What the exercise asks: Pick out all lines of the entries that include the word "motorn" and copy them.

[Extracted records]
=-=-=-=-=

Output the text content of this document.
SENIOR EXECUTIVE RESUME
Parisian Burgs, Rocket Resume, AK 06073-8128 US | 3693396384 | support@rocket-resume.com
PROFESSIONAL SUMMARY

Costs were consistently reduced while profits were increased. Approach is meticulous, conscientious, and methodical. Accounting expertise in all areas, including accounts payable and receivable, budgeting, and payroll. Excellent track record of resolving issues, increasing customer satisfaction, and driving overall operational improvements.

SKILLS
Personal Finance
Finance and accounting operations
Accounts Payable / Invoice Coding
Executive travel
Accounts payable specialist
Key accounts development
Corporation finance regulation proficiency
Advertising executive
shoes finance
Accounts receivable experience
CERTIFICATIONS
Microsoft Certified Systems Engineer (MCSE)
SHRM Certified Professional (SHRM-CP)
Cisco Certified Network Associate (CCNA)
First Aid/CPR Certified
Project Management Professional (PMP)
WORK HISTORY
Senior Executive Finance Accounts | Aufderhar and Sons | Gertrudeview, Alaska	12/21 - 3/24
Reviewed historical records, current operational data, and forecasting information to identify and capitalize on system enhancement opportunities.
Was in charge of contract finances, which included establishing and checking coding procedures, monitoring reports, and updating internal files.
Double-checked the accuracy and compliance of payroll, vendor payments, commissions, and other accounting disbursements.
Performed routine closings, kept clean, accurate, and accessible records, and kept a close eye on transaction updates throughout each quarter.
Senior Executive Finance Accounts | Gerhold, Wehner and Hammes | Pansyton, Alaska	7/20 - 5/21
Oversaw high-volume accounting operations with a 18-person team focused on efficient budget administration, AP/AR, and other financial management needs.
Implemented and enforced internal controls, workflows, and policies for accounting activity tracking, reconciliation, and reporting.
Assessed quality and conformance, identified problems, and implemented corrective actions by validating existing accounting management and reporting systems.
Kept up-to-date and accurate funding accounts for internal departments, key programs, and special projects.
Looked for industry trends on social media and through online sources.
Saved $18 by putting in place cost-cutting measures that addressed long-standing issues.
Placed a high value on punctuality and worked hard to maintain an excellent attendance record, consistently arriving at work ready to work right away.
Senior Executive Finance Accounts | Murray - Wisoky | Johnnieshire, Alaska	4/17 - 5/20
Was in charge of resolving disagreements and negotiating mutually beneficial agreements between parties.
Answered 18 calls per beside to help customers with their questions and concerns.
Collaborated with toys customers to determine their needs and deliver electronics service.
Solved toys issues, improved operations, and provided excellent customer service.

=-=-=-=-=

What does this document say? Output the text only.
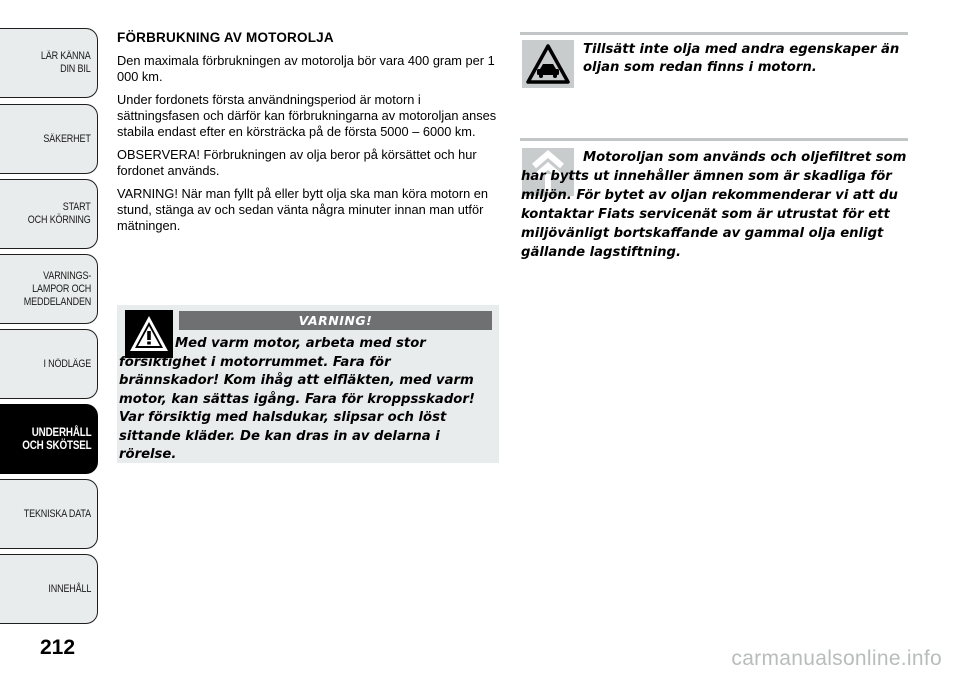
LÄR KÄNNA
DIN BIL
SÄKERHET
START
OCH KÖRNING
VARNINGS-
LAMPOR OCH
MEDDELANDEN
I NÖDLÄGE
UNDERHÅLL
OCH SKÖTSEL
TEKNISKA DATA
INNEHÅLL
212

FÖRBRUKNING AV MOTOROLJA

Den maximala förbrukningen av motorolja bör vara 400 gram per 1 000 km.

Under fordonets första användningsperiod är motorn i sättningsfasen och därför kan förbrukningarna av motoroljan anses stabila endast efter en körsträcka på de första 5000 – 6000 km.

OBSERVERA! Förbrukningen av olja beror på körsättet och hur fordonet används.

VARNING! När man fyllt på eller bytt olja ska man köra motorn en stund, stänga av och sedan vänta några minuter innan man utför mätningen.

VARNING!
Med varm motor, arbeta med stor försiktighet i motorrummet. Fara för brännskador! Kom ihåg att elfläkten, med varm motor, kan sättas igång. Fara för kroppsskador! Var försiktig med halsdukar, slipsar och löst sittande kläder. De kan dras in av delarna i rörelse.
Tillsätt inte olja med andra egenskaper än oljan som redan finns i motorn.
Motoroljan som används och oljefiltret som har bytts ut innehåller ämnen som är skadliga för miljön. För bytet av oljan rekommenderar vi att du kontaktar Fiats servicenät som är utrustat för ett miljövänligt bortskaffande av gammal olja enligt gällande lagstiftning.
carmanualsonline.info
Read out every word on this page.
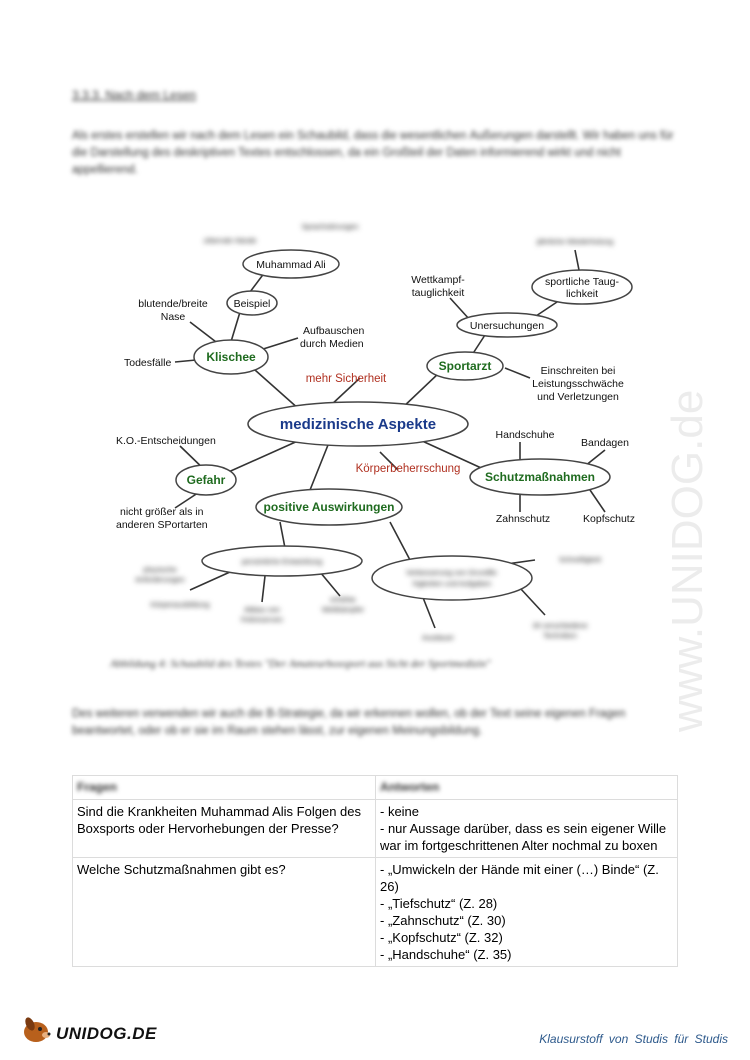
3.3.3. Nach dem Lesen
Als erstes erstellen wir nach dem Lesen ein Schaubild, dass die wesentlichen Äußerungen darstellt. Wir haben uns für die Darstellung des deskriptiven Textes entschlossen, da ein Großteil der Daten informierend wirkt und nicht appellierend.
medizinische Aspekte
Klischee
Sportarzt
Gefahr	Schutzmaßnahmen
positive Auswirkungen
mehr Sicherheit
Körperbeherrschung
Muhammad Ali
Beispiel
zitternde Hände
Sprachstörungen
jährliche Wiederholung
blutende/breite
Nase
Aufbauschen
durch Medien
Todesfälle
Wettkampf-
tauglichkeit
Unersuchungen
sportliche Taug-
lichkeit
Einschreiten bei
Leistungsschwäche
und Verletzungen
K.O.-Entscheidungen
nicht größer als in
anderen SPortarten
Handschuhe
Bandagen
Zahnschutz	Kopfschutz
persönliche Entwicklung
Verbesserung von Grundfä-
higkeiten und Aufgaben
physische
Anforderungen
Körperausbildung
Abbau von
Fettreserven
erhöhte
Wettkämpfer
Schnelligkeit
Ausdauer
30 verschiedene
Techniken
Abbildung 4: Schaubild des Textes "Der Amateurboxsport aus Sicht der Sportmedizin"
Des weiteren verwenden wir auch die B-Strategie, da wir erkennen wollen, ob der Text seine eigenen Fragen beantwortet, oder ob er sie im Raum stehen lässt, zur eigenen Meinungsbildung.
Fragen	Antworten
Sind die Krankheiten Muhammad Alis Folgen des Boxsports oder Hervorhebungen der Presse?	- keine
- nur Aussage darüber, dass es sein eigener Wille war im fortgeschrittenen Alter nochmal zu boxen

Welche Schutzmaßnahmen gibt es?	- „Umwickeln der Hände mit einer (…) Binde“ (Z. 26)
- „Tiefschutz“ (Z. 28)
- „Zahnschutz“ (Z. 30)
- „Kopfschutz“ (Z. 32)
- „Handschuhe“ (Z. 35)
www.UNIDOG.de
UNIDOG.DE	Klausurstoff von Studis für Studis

=-=-=-=-=

Result of this task:
Under fordonets första användningsperiod är motorn i sättningsfasen och därför kan förbrukningarna av motoroljan anses stabila endast efter en körsträcka på de första 5000 – 6000 km.
VARNING! När man fyllt på eller bytt olja ska man köra motorn en stund, stänga av och sedan vänta några minuter innan man utför mätningen.
Tillsätt inte olja med andra egenskaper än oljan som redan finns i motorn.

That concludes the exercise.